> [Written exercise]: Tell how many lines in the data below hold the string "char"; give nothing but the number.

┄┄┄┄┄┄

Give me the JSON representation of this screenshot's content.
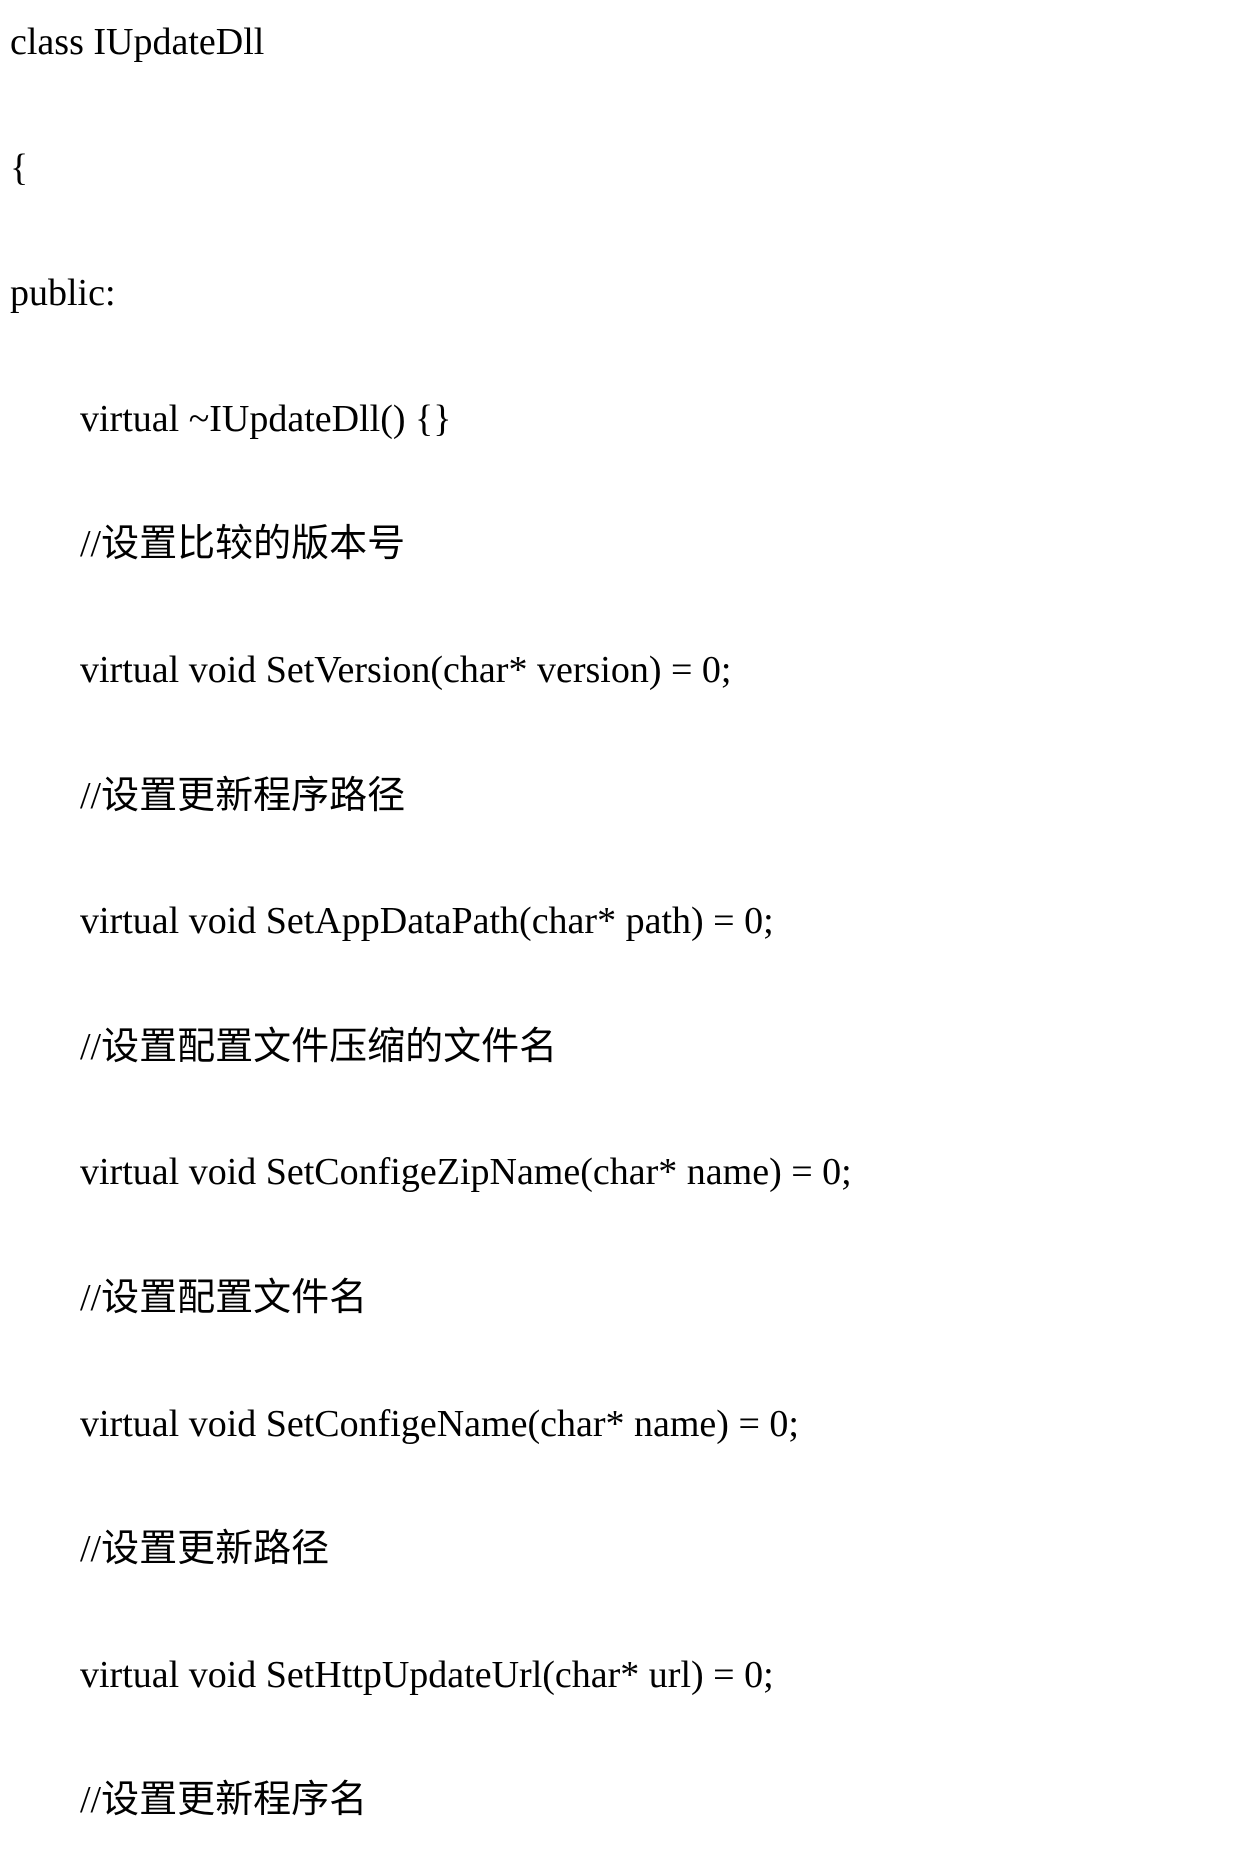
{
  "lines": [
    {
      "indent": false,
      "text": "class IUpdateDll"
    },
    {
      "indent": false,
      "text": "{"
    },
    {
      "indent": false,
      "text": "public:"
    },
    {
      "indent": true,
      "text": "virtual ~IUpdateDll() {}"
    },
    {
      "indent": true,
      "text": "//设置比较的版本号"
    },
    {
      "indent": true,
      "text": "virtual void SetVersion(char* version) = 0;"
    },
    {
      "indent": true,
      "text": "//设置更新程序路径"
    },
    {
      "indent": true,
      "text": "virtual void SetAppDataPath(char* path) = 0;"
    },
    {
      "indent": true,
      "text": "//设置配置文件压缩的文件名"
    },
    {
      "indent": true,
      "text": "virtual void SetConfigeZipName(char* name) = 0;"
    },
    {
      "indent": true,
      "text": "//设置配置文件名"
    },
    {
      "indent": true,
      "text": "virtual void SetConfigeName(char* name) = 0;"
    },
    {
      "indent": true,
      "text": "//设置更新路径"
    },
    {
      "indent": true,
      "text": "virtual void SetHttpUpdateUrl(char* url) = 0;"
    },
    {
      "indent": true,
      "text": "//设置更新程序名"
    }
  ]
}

┄┄┄┄┄┄

> [The result]: 5